**WHAT YOU ARE ASKED TO DO:** Below are the records; reproduce all of them exactly but without any images.

# # # # #

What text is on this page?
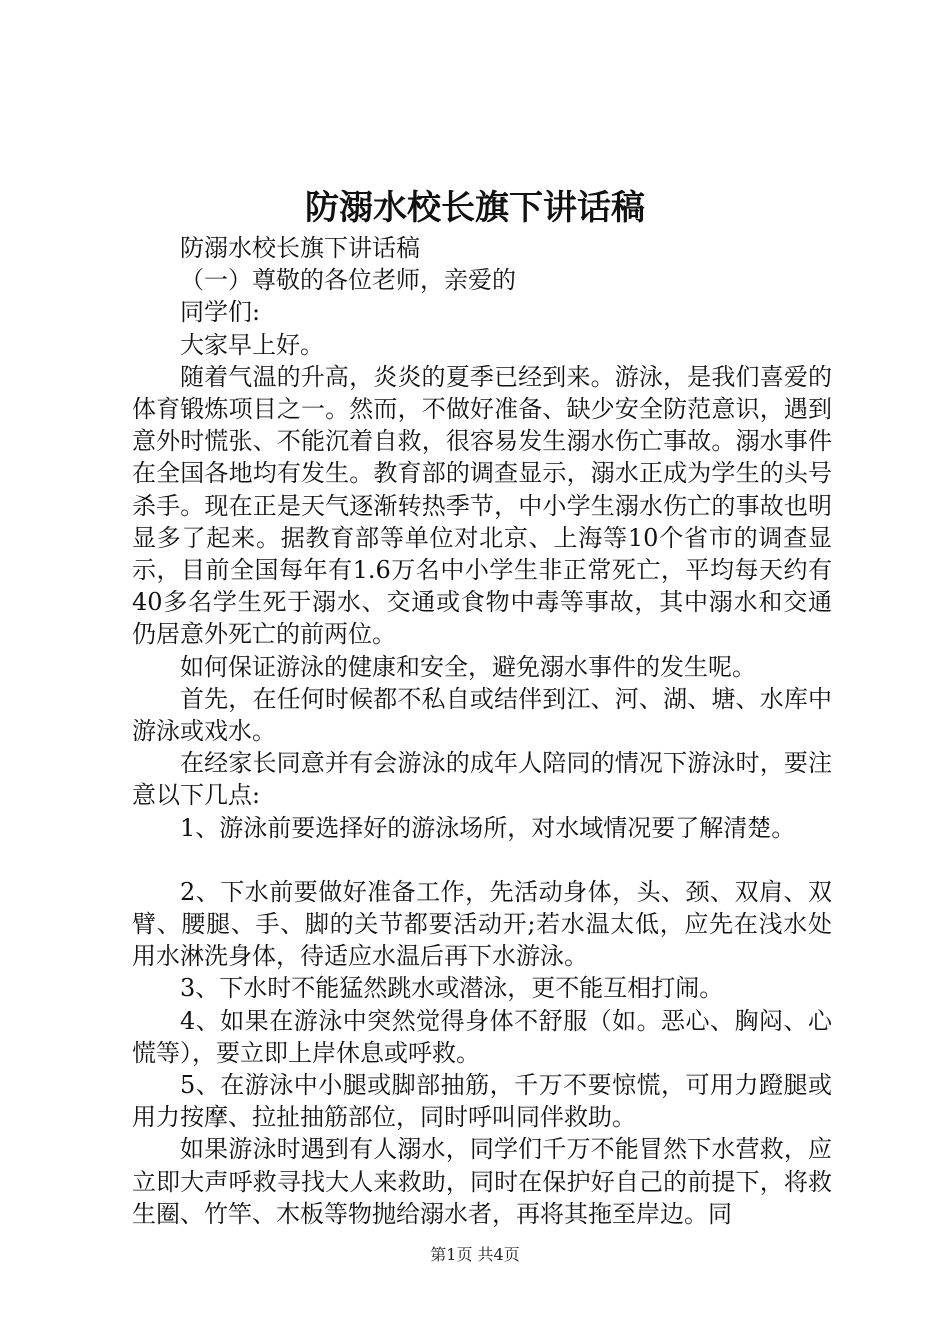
防溺水校长旗下讲话稿

防溺水校长旗下讲话稿

（一）尊敬的各位老师，亲爱的

同学们:

大家早上好。

随着气温的升高，炎炎的夏季已经到来。游泳，是我们喜爱的体育锻炼项目之一。然而，不做好准备、缺少安全防范意识，遇到意外时慌张、不能沉着自救，很容易发生溺水伤亡事故。溺水事件在全国各地均有发生。教育部的调查显示，溺水正成为学生的头号杀手。现在正是天气逐渐转热季节，中小学生溺水伤亡的事故也明显多了起来。据教育部等单位对北京、上海等10个省市的调查显示，目前全国每年有1.6万名中小学生非正常死亡，平均每天约有40多名学生死于溺水、交通或食物中毒等事故，其中溺水和交通仍居意外死亡的前两位。

如何保证游泳的健康和安全，避免溺水事件的发生呢。

首先，在任何时候都不私自或结伴到江、河、湖、塘、水库中游泳或戏水。

在经家长同意并有会游泳的成年人陪同的情况下游泳时，要注意以下几点:

1、游泳前要选择好的游泳场所，对水域情况要了解清楚。

2、下水前要做好准备工作，先活动身体，头、颈、双肩、双臂、腰腿、手、脚的关节都要活动开;若水温太低，应先在浅水处用水淋洗身体，待适应水温后再下水游泳。

3、下水时不能猛然跳水或潜泳，更不能互相打闹。

4、如果在游泳中突然觉得身体不舒服（如。恶心、胸闷、心慌等），要立即上岸休息或呼救。

5、在游泳中小腿或脚部抽筋，千万不要惊慌，可用力蹬腿或用力按摩、拉扯抽筋部位，同时呼叫同伴救助。

如果游泳时遇到有人溺水，同学们千万不能冒然下水营救，应立即大声呼救寻找大人来救助，同时在保护好自己的前提下，将救生圈、竹竿、木板等物抛给溺水者，再将其拖至岸边。同

第1页 共4页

# # # # #

**REPLY TO THE TASK:**
What text is on this page?
防溺水校长旗下讲话稿

防溺水校长旗下讲话稿

（一）尊敬的各位老师，亲爱的

同学们:

大家早上好。

随着气温的升高，炎炎的夏季已经到来。游泳，是我们喜爱的体育锻炼项目之一。然而，不做好准备、缺少安全防范意识，遇到意外时慌张、不能沉着自救，很容易发生溺水伤亡事故。溺水事件在全国各地均有发生。教育部的调查显示，溺水正成为学生的头号杀手。现在正是天气逐渐转热季节，中小学生溺水伤亡的事故也明显多了起来。据教育部等单位对北京、上海等10个省市的调查显示，目前全国每年有1.6万名中小学生非正常死亡，平均每天约有40多名学生死于溺水、交通或食物中毒等事故，其中溺水和交通仍居意外死亡的前两位。

如何保证游泳的健康和安全，避免溺水事件的发生呢。

首先，在任何时候都不私自或结伴到江、河、湖、塘、水库中游泳或戏水。

在经家长同意并有会游泳的成年人陪同的情况下游泳时，要注意以下几点:

1、游泳前要选择好的游泳场所，对水域情况要了解清楚。

2、下水前要做好准备工作，先活动身体，头、颈、双肩、双臂、腰腿、手、脚的关节都要活动开;若水温太低，应先在浅水处用水淋洗身体，待适应水温后再下水游泳。

3、下水时不能猛然跳水或潜泳，更不能互相打闹。

4、如果在游泳中突然觉得身体不舒服（如。恶心、胸闷、心慌等），要立即上岸休息或呼救。

5、在游泳中小腿或脚部抽筋，千万不要惊慌，可用力蹬腿或用力按摩、拉扯抽筋部位，同时呼叫同伴救助。

如果游泳时遇到有人溺水，同学们千万不能冒然下水营救，应立即大声呼救寻找大人来救助，同时在保护好自己的前提下，将救生圈、竹竿、木板等物抛给溺水者，再将其拖至岸边。同

第1页 共4页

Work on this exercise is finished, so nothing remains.